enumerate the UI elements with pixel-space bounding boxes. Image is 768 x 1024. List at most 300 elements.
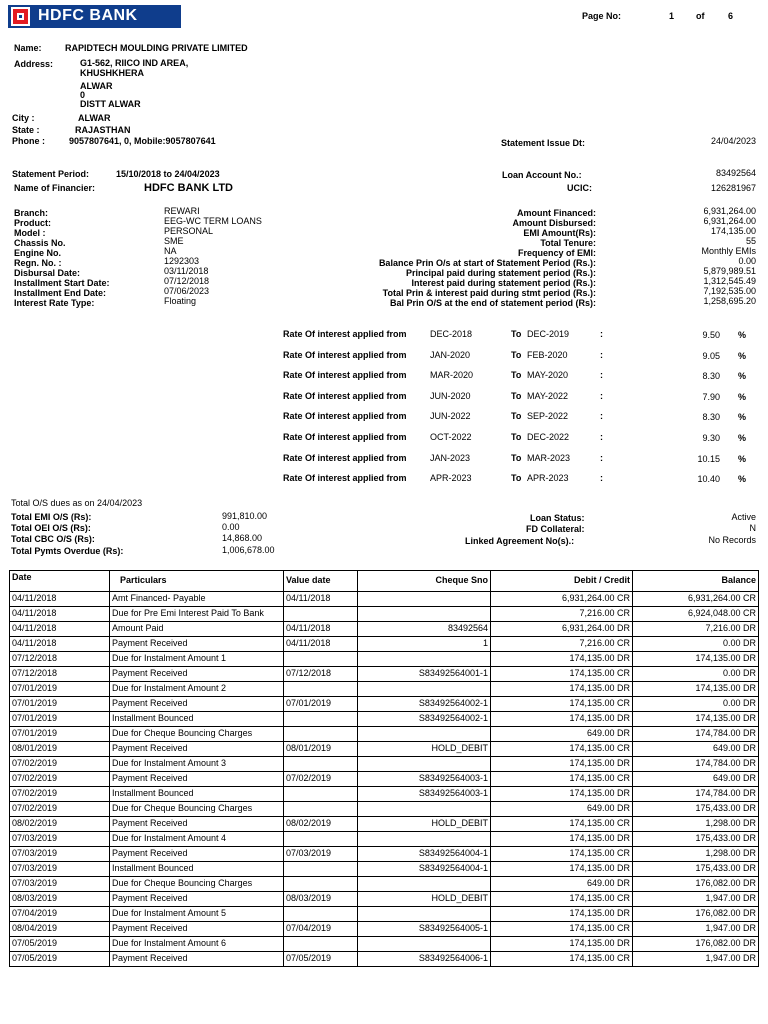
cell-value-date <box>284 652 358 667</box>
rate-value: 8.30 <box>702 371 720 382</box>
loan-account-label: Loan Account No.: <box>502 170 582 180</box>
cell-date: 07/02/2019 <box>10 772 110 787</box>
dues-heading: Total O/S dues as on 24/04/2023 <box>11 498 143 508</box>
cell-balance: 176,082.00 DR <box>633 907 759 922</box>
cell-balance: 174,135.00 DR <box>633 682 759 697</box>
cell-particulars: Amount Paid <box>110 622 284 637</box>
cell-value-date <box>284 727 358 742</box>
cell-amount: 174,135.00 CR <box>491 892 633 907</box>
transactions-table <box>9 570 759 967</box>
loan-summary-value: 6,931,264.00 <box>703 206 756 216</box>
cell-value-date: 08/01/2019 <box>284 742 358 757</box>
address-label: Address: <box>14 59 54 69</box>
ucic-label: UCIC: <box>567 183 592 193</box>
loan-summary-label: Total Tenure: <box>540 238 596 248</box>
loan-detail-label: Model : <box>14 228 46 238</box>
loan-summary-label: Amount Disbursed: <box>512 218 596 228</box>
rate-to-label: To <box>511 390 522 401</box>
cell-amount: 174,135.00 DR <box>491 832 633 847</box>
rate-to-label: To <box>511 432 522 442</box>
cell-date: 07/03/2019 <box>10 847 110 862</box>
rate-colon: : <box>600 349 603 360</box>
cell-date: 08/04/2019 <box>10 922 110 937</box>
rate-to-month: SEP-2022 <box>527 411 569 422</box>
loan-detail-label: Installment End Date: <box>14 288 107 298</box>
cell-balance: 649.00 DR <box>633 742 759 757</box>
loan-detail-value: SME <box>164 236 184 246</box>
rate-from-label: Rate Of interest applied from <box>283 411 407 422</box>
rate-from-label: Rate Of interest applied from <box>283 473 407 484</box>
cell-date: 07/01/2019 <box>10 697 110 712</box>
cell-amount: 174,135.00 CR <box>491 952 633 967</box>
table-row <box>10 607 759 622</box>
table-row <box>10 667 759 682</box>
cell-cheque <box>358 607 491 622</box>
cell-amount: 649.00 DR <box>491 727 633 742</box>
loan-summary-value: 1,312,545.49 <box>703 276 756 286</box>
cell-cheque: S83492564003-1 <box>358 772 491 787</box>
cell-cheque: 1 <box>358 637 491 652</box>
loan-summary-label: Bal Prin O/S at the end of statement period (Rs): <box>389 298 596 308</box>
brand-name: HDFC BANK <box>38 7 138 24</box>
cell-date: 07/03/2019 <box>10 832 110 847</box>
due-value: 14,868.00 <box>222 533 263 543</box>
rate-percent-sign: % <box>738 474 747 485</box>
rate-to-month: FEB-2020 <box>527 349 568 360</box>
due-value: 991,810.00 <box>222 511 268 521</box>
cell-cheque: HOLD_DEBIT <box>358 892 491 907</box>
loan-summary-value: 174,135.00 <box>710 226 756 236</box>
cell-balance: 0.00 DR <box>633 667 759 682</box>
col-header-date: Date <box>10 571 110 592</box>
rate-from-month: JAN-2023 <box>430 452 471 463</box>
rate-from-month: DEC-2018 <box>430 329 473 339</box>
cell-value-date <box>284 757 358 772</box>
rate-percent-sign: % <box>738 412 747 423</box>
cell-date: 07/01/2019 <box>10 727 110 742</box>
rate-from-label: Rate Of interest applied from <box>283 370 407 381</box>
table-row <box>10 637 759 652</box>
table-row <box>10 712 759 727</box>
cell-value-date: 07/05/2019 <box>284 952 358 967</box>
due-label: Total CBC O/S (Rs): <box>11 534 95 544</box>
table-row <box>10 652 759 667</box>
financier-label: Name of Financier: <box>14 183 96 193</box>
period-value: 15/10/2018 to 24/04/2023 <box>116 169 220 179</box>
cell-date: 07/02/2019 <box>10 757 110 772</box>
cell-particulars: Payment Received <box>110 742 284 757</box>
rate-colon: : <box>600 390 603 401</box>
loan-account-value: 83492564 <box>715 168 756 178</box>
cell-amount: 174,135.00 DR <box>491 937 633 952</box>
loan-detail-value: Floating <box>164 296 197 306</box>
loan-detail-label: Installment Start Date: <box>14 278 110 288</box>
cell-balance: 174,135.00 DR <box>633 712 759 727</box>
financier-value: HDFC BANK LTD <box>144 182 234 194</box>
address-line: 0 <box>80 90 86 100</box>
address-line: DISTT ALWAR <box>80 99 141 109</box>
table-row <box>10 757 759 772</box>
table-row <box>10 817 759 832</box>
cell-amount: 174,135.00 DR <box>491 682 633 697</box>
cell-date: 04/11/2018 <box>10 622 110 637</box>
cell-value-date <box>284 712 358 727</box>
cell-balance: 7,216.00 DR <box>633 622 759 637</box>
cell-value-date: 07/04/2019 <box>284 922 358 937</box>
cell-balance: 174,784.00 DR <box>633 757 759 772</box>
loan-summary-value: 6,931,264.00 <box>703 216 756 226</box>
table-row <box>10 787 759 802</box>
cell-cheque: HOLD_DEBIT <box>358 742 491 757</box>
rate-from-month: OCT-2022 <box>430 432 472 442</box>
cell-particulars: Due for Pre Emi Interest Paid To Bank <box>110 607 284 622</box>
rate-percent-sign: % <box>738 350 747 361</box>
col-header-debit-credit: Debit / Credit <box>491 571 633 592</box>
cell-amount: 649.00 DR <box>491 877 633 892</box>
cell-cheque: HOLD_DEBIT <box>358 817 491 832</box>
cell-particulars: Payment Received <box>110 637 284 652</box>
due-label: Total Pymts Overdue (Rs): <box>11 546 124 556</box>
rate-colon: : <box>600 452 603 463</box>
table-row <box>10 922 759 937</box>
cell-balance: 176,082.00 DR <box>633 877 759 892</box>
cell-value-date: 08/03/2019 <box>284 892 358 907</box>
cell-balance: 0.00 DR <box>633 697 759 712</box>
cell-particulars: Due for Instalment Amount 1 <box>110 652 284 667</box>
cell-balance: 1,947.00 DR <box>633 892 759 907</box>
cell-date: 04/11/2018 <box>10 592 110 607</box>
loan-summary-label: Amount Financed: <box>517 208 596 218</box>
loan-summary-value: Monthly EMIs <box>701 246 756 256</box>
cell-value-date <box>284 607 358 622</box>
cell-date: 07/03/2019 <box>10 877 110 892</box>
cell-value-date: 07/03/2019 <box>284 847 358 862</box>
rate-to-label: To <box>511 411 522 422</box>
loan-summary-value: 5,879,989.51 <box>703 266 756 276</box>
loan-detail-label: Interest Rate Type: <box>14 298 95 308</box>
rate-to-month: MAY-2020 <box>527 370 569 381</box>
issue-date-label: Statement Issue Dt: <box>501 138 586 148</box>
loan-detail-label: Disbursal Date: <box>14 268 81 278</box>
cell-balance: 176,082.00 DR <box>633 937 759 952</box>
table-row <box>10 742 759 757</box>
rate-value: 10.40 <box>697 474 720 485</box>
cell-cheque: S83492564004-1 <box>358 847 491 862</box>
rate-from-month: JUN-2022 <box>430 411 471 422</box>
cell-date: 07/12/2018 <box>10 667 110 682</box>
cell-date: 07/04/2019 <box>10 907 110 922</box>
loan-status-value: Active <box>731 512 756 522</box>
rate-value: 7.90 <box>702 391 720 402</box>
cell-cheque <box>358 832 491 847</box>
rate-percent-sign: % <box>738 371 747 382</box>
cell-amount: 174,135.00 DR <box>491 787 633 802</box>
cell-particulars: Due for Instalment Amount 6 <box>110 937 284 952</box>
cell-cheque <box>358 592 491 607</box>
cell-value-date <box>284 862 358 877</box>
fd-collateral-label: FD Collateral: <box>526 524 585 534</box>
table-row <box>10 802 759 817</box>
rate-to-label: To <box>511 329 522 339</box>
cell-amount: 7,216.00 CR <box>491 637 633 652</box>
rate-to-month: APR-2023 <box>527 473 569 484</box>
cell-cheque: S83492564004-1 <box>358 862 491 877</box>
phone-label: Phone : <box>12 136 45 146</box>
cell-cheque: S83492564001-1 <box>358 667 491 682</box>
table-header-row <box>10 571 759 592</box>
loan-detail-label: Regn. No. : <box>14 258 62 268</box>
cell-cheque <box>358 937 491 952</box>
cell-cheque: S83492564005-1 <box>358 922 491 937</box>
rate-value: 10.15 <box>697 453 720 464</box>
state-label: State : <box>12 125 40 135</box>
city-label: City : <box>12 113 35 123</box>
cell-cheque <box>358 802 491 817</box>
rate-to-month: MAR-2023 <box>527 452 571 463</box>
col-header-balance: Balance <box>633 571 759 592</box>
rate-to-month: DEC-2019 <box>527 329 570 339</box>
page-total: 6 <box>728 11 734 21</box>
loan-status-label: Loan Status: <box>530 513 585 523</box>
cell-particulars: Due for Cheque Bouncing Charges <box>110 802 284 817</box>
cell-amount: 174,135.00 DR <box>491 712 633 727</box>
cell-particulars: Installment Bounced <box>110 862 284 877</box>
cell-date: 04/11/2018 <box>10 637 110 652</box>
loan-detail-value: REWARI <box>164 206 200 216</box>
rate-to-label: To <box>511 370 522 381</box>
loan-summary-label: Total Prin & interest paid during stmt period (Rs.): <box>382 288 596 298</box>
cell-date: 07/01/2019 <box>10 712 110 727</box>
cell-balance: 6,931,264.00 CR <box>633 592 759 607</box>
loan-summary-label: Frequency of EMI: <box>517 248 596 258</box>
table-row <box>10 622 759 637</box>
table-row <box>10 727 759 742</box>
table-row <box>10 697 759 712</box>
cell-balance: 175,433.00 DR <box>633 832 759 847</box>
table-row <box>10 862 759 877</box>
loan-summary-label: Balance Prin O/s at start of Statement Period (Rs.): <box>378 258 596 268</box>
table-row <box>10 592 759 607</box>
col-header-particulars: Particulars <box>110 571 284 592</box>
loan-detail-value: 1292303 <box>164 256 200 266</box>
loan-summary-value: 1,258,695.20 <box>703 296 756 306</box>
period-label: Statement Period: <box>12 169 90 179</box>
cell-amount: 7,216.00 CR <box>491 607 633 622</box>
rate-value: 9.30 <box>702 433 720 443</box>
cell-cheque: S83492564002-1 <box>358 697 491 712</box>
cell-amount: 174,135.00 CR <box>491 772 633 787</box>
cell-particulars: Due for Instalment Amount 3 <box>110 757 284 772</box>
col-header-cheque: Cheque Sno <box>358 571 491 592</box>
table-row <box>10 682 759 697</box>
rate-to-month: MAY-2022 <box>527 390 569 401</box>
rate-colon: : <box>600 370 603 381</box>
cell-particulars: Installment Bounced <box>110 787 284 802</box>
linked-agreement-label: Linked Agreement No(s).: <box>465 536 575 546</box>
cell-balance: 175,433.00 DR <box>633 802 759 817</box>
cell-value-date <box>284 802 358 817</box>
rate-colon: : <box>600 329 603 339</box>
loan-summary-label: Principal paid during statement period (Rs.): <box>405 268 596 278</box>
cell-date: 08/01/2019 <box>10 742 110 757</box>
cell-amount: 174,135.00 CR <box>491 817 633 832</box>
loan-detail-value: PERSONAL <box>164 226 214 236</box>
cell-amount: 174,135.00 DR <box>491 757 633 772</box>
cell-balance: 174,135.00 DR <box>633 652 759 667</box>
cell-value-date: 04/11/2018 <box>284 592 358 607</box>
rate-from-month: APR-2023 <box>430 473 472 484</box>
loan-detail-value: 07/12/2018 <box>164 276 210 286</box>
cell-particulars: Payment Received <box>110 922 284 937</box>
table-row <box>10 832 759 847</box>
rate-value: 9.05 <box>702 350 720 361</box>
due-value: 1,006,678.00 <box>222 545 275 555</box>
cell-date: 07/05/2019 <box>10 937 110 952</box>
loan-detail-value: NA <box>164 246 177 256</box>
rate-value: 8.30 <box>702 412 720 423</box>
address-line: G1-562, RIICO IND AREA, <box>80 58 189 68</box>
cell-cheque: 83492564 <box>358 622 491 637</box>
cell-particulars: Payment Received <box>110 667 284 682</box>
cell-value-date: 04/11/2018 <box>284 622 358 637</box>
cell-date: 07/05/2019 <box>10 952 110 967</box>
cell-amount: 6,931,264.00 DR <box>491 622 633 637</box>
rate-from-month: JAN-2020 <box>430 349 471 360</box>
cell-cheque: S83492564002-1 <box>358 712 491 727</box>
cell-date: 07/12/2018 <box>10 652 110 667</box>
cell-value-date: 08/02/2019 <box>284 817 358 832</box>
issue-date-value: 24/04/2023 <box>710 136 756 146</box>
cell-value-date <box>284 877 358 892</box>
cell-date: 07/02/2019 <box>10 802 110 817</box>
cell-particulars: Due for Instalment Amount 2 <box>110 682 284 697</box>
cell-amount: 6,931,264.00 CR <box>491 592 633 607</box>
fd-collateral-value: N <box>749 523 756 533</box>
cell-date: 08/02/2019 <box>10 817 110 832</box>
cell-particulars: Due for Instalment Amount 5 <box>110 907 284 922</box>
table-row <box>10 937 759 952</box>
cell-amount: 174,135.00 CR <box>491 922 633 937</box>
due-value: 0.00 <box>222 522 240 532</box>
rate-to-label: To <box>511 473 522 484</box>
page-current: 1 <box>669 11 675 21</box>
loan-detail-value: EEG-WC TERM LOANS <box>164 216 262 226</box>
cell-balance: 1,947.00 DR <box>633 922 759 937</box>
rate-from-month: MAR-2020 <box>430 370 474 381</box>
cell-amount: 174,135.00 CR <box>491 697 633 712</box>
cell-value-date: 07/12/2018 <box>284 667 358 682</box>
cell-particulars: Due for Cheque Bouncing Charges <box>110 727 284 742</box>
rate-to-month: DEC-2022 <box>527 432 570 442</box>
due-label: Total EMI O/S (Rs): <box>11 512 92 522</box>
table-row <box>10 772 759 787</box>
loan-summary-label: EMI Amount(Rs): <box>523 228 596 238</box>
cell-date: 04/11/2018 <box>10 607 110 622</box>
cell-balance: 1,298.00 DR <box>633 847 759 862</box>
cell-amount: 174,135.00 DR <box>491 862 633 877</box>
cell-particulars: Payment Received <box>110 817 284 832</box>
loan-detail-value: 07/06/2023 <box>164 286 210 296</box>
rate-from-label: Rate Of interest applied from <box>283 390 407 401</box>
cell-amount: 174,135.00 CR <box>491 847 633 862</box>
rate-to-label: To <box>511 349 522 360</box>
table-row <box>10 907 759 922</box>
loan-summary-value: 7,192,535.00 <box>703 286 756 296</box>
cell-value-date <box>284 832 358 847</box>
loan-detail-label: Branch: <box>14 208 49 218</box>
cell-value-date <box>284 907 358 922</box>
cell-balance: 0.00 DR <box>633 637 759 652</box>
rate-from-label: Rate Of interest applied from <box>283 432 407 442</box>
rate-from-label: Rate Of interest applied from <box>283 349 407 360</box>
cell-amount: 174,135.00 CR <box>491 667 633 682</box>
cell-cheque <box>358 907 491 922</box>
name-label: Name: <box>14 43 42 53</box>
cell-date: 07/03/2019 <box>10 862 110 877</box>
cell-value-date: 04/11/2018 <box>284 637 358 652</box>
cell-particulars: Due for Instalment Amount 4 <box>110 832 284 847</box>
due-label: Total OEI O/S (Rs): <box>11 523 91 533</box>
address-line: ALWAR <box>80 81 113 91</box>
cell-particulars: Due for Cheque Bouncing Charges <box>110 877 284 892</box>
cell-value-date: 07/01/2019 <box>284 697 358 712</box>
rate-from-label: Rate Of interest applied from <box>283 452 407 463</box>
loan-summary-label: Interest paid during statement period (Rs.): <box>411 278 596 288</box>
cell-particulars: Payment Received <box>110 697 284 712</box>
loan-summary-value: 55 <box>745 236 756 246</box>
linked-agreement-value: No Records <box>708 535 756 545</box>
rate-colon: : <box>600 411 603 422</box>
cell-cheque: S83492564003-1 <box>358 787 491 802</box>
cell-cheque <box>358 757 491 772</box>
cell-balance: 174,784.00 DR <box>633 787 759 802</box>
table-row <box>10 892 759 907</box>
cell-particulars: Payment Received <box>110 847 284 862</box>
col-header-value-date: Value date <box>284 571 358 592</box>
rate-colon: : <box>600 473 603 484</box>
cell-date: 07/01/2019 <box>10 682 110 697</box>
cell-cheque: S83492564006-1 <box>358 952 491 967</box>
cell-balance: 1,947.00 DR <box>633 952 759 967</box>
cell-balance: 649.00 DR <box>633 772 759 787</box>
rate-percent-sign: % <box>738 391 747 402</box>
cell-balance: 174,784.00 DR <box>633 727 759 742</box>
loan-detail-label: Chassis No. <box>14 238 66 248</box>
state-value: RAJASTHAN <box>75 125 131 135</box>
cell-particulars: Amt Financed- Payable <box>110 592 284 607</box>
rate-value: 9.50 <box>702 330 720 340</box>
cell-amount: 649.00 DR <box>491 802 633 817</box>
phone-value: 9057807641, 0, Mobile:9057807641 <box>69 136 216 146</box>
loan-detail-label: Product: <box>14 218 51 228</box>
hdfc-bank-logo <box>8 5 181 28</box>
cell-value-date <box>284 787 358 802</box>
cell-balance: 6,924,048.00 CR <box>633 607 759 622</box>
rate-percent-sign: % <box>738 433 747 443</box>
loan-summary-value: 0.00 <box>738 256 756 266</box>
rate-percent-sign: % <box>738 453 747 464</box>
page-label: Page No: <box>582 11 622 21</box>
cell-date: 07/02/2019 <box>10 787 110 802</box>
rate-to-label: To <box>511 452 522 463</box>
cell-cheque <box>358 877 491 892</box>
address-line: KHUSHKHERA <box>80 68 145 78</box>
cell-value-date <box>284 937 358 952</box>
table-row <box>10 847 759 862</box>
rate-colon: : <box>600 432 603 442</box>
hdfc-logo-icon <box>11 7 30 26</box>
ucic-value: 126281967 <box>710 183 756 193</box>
+ + + + +
> Written request: Reproduce word for word everything from the line containing "cell-value-date <box>284 652 358 667</box>" down to the line containing "rate-from-label: Rate Of interest applied from <box>283 473", with both of those lines included.

> Worked solution:
cell-value-date <box>284 652 358 667</box>
rate-value: 8.30 <box>702 371 720 382</box>
loan-account-label: Loan Account No.: <box>502 170 582 180</box>
cell-date: 07/02/2019 <box>10 772 110 787</box>
dues-heading: Total O/S dues as on 24/04/2023 <box>11 498 143 508</box>
cell-balance: 176,082.00 DR <box>633 907 759 922</box>
cell-balance: 174,135.00 DR <box>633 682 759 697</box>
cell-particulars: Amount Paid <box>110 622 284 637</box>
cell-value-date <box>284 727 358 742</box>
cell-amount: 174,135.00 CR <box>491 892 633 907</box>
transactions-table <box>9 570 759 967</box>
loan-summary-value: 6,931,264.00 <box>703 206 756 216</box>
cell-value-date: 08/01/2019 <box>284 742 358 757</box>
address-label: Address: <box>14 59 54 69</box>
ucic-label: UCIC: <box>567 183 592 193</box>
loan-summary-label: Total Tenure: <box>540 238 596 248</box>
loan-detail-label: Model : <box>14 228 46 238</box>
loan-summary-label: Amount Disbursed: <box>512 218 596 228</box>
rate-to-label: To <box>511 390 522 401</box>
cell-amount: 174,135.00 DR <box>491 832 633 847</box>
rate-to-label: To <box>511 432 522 442</box>
cell-date: 07/03/2019 <box>10 847 110 862</box>
rate-colon: : <box>600 349 603 360</box>
cell-date: 08/04/2019 <box>10 922 110 937</box>
rate-to-month: SEP-2022 <box>527 411 569 422</box>
loan-detail-label: Installment End Date: <box>14 288 107 298</box>
cell-balance: 649.00 DR <box>633 742 759 757</box>
loan-detail-value: SME <box>164 236 184 246</box>
rate-from-label: Rate Of interest applied from <box>283 411 407 422</box>
rate-from-label: Rate Of interest applied from <box>283 473 407 484</box>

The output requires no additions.